Set task: Your answer should be one number: the count of lines in these entries that hold the word "Leadership".

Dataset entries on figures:
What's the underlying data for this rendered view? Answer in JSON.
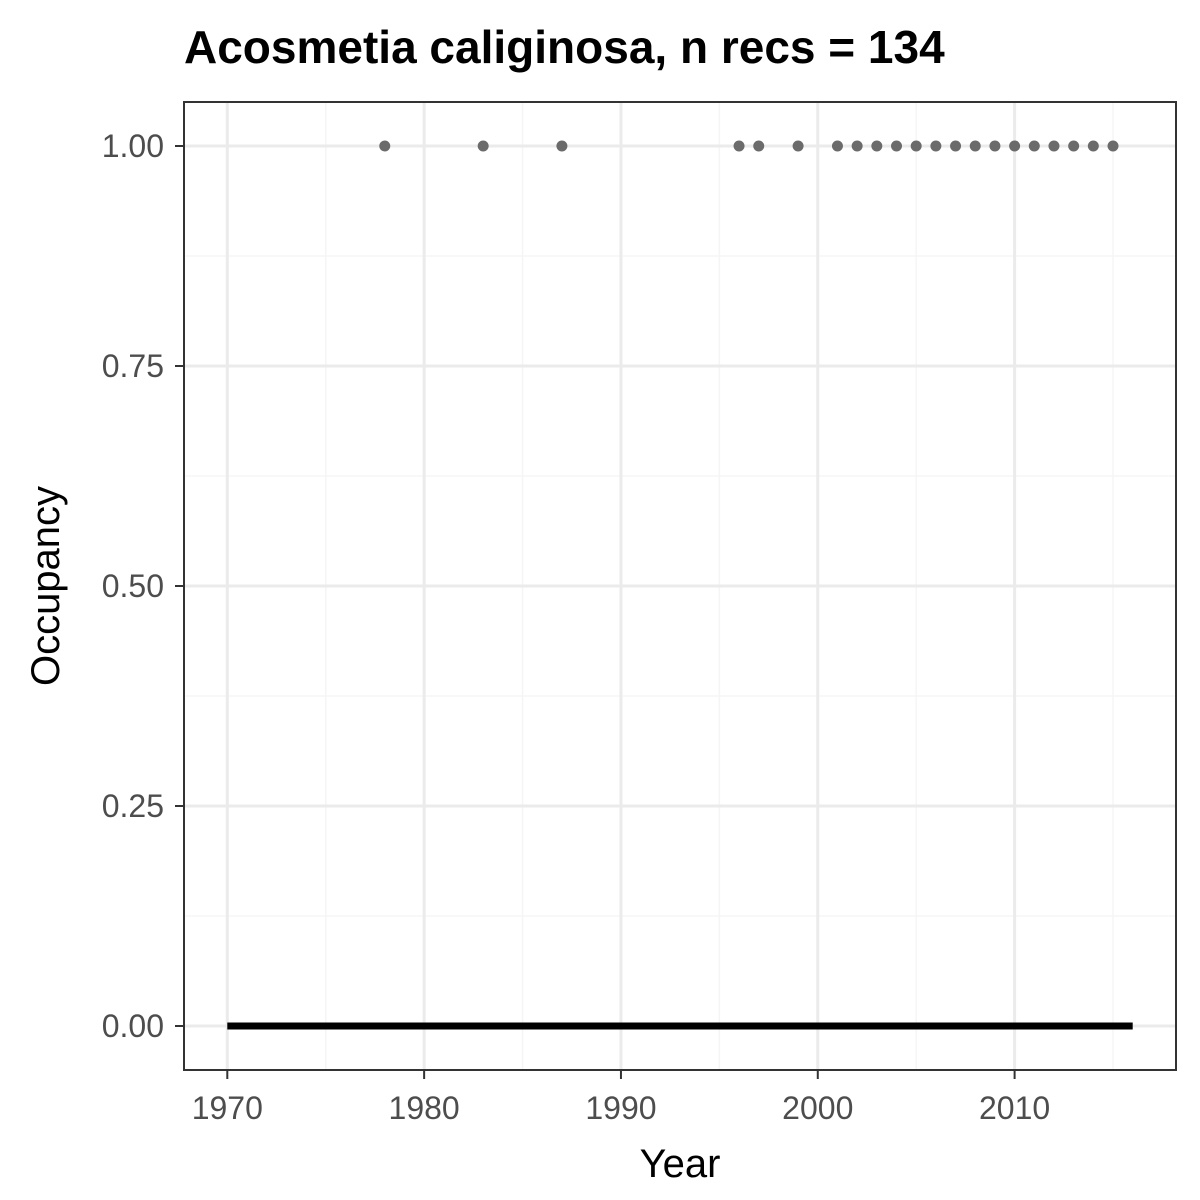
{
  "chart_data": {
    "type": "scatter",
    "title": "Acosmetia caliginosa, n recs = 134",
    "xlabel": "Year",
    "ylabel": "Occupancy",
    "xlim": [
      1967.8,
      2018.2
    ],
    "ylim": [
      -0.05,
      1.05
    ],
    "x_ticks": [
      1970,
      1980,
      1990,
      2000,
      2010
    ],
    "x_tick_labels": [
      "1970",
      "1980",
      "1990",
      "2000",
      "2010"
    ],
    "x_minor_ticks": [
      1975,
      1985,
      1995,
      2005,
      2015
    ],
    "y_ticks": [
      0,
      0.25,
      0.5,
      0.75,
      1
    ],
    "y_tick_labels": [
      "0.00",
      "0.25",
      "0.50",
      "0.75",
      "1.00"
    ],
    "y_minor_ticks": [
      0.125,
      0.375,
      0.625,
      0.875
    ],
    "grid": true,
    "legend": "none",
    "series": [
      {
        "kind": "points",
        "color": "#6b6b6b",
        "x": [
          1978,
          1983,
          1987,
          1996,
          1997,
          1999,
          2001,
          2002,
          2003,
          2004,
          2005,
          2006,
          2007,
          2008,
          2009,
          2010,
          2011,
          2012,
          2013,
          2014,
          2015
        ],
        "y": [
          1,
          1,
          1,
          1,
          1,
          1,
          1,
          1,
          1,
          1,
          1,
          1,
          1,
          1,
          1,
          1,
          1,
          1,
          1,
          1,
          1
        ]
      },
      {
        "kind": "line",
        "color": "#000000",
        "x": [
          1970,
          2016
        ],
        "y": [
          0,
          0
        ]
      }
    ],
    "colors": {
      "panel_border": "#333333",
      "grid_major": "#ebebeb",
      "grid_minor": "#f5f5f5",
      "tick_label": "#4d4d4d"
    }
  }
}
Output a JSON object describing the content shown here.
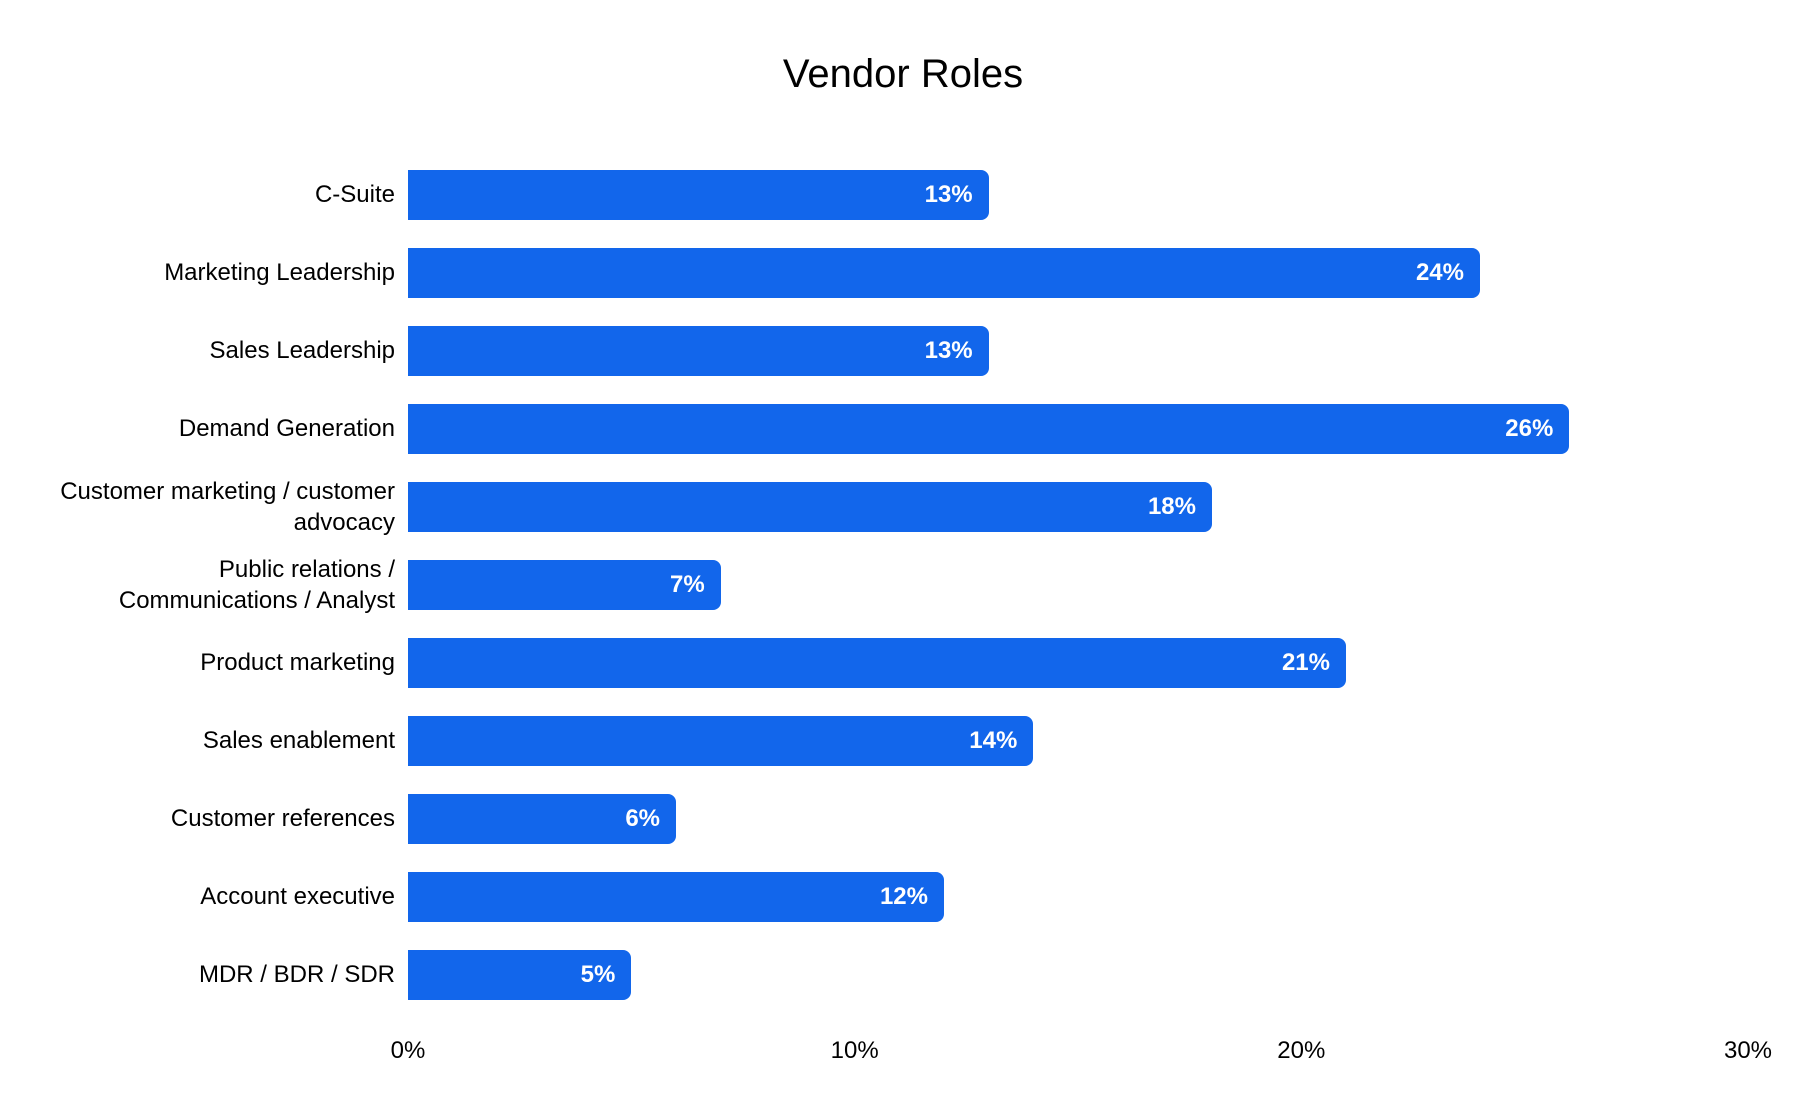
{
  "chart_data": {
    "type": "bar",
    "orientation": "horizontal",
    "title": "Vendor Roles",
    "categories": [
      "C-Suite",
      "Marketing Leadership",
      "Sales Leadership",
      "Demand Generation",
      "Customer marketing / customer advocacy",
      "Public relations / Communications / Analyst",
      "Product marketing",
      "Sales enablement",
      "Customer references",
      "Account executive",
      "MDR / BDR / SDR"
    ],
    "values": [
      13,
      24,
      13,
      26,
      18,
      7,
      21,
      14,
      6,
      12,
      5
    ],
    "value_labels": [
      "13%",
      "24%",
      "13%",
      "26%",
      "18%",
      "7%",
      "21%",
      "14%",
      "6%",
      "12%",
      "5%"
    ],
    "xlabel": "",
    "ylabel": "",
    "xlim": [
      0,
      30
    ],
    "x_ticks": [
      "0%",
      "10%",
      "20%",
      "30%"
    ],
    "grid": false,
    "legend": false,
    "bar_color": "#1266eb",
    "value_label_color": "#ffffff",
    "title_color": "#000000",
    "axis_label_color": "#000000"
  }
}
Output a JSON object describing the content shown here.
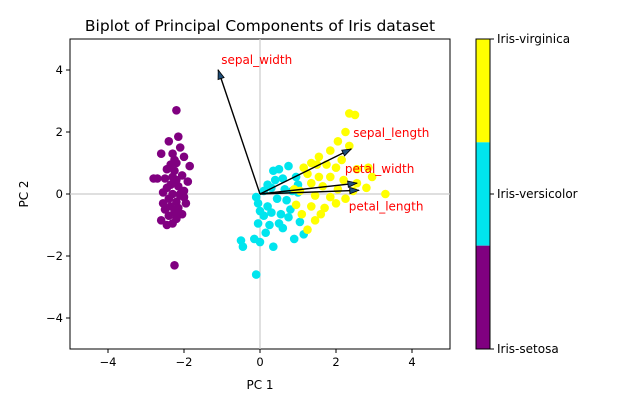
{
  "chart_data": {
    "type": "scatter",
    "title": "Biplot of Principal Components of Iris dataset",
    "xlabel": "PC 1",
    "ylabel": "PC 2",
    "xlim": [
      -5,
      5
    ],
    "ylim": [
      -5,
      5
    ],
    "xticks": [
      "−4",
      "−2",
      "0",
      "2",
      "4"
    ],
    "xtick_values": [
      -4,
      -2,
      0,
      2,
      4
    ],
    "yticks": [
      "−4",
      "−2",
      "0",
      "2",
      "4"
    ],
    "ytick_values": [
      -4,
      -2,
      0,
      2,
      4
    ],
    "grid": false,
    "reference_lines": [
      0,
      0
    ],
    "series": [
      {
        "name": "Iris-setosa",
        "color": "#800080",
        "points": [
          [
            -2.2,
            2.7
          ],
          [
            -2.4,
            1.7
          ],
          [
            -2.15,
            1.85
          ],
          [
            -2.6,
            1.3
          ],
          [
            -2.3,
            1.3
          ],
          [
            -2.0,
            1.2
          ],
          [
            -2.2,
            1.0
          ],
          [
            -2.1,
            1.5
          ],
          [
            -2.45,
            0.8
          ],
          [
            -2.25,
            0.75
          ],
          [
            -2.05,
            0.6
          ],
          [
            -2.3,
            0.55
          ],
          [
            -2.5,
            0.5
          ],
          [
            -2.2,
            0.45
          ],
          [
            -1.9,
            0.4
          ],
          [
            -2.7,
            0.5
          ],
          [
            -2.35,
            0.3
          ],
          [
            -2.15,
            0.25
          ],
          [
            -2.0,
            0.1
          ],
          [
            -2.55,
            0.05
          ],
          [
            -2.3,
            0.0
          ],
          [
            -2.1,
            -0.05
          ],
          [
            -2.4,
            -0.15
          ],
          [
            -2.2,
            -0.25
          ],
          [
            -1.95,
            -0.3
          ],
          [
            -2.35,
            -0.4
          ],
          [
            -2.15,
            -0.45
          ],
          [
            -2.5,
            -0.5
          ],
          [
            -2.25,
            -0.6
          ],
          [
            -2.05,
            -0.65
          ],
          [
            -2.4,
            -0.7
          ],
          [
            -2.2,
            -0.8
          ],
          [
            -2.6,
            -0.85
          ],
          [
            -2.3,
            -0.95
          ],
          [
            -2.45,
            -1.0
          ],
          [
            -2.8,
            0.5
          ],
          [
            -1.85,
            0.9
          ],
          [
            -2.35,
            0.95
          ],
          [
            -2.25,
            -2.3
          ],
          [
            -2.1,
            0.0
          ],
          [
            -2.45,
            0.2
          ],
          [
            -2.25,
            1.1
          ],
          [
            -2.0,
            -0.1
          ],
          [
            -2.55,
            -0.3
          ]
        ]
      },
      {
        "name": "Iris-versicolor",
        "color": "#00e5ee",
        "points": [
          [
            0.5,
            0.8
          ],
          [
            0.75,
            0.9
          ],
          [
            0.35,
            0.75
          ],
          [
            0.95,
            0.55
          ],
          [
            0.6,
            0.5
          ],
          [
            0.4,
            0.45
          ],
          [
            0.2,
            0.3
          ],
          [
            0.1,
            0.1
          ],
          [
            -0.05,
            -0.3
          ],
          [
            0.2,
            -0.4
          ],
          [
            0.45,
            -0.15
          ],
          [
            0.7,
            -0.2
          ],
          [
            0.85,
            0.1
          ],
          [
            1.0,
            0.05
          ],
          [
            0.3,
            -0.6
          ],
          [
            0.55,
            -0.65
          ],
          [
            0.8,
            -0.5
          ],
          [
            0.1,
            -0.7
          ],
          [
            -0.05,
            -0.95
          ],
          [
            0.25,
            -1.0
          ],
          [
            0.6,
            -1.1
          ],
          [
            -0.5,
            -1.5
          ],
          [
            -0.45,
            -1.7
          ],
          [
            -0.15,
            -1.45
          ],
          [
            0.0,
            -1.55
          ],
          [
            0.35,
            -1.7
          ],
          [
            0.9,
            -1.45
          ],
          [
            1.15,
            -1.3
          ],
          [
            -0.1,
            -2.6
          ],
          [
            1.0,
            0.3
          ],
          [
            0.75,
            -0.75
          ],
          [
            0.5,
            -0.95
          ],
          [
            0.15,
            -1.25
          ],
          [
            1.05,
            -0.9
          ],
          [
            0.65,
            0.15
          ],
          [
            0.3,
            0.2
          ],
          [
            0.0,
            -0.55
          ],
          [
            -0.1,
            -0.1
          ]
        ]
      },
      {
        "name": "Iris-virginica",
        "color": "#ffff00",
        "points": [
          [
            2.35,
            2.6
          ],
          [
            2.5,
            2.55
          ],
          [
            2.25,
            2.0
          ],
          [
            2.05,
            1.7
          ],
          [
            1.85,
            1.4
          ],
          [
            1.55,
            1.2
          ],
          [
            1.35,
            1.0
          ],
          [
            1.75,
            0.95
          ],
          [
            2.0,
            0.85
          ],
          [
            2.55,
            0.8
          ],
          [
            2.85,
            0.85
          ],
          [
            1.25,
            0.65
          ],
          [
            1.55,
            0.55
          ],
          [
            1.85,
            0.55
          ],
          [
            2.2,
            0.45
          ],
          [
            2.55,
            0.35
          ],
          [
            2.95,
            0.55
          ],
          [
            1.35,
            0.35
          ],
          [
            1.65,
            0.25
          ],
          [
            2.05,
            0.15
          ],
          [
            2.45,
            0.1
          ],
          [
            2.8,
            0.2
          ],
          [
            3.3,
            0.0
          ],
          [
            1.05,
            0.1
          ],
          [
            1.45,
            -0.05
          ],
          [
            1.85,
            -0.1
          ],
          [
            2.25,
            -0.15
          ],
          [
            0.95,
            -0.35
          ],
          [
            1.35,
            -0.4
          ],
          [
            1.1,
            -0.65
          ],
          [
            1.45,
            -0.85
          ],
          [
            1.25,
            -1.15
          ],
          [
            1.7,
            -0.45
          ],
          [
            2.0,
            -0.3
          ],
          [
            2.35,
            1.55
          ],
          [
            1.15,
            0.85
          ],
          [
            1.5,
            0.95
          ],
          [
            2.15,
            1.1
          ],
          [
            0.9,
            0.15
          ],
          [
            1.6,
            -0.65
          ]
        ]
      }
    ],
    "vectors": [
      {
        "label": "sepal_length",
        "x": 2.4,
        "y": 1.45
      },
      {
        "label": "sepal_width",
        "x": -1.1,
        "y": 4.0
      },
      {
        "label": "petal_width",
        "x": 2.55,
        "y": 0.35
      },
      {
        "label": "petal_length",
        "x": 2.6,
        "y": 0.12
      }
    ],
    "vector_label_color": "#ff0000",
    "colorbar": {
      "labels": [
        "Iris-virginica",
        "Iris-versicolor",
        "Iris-setosa"
      ],
      "colors": [
        "#ffff00",
        "#00e5ee",
        "#800080"
      ]
    }
  }
}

The result: 2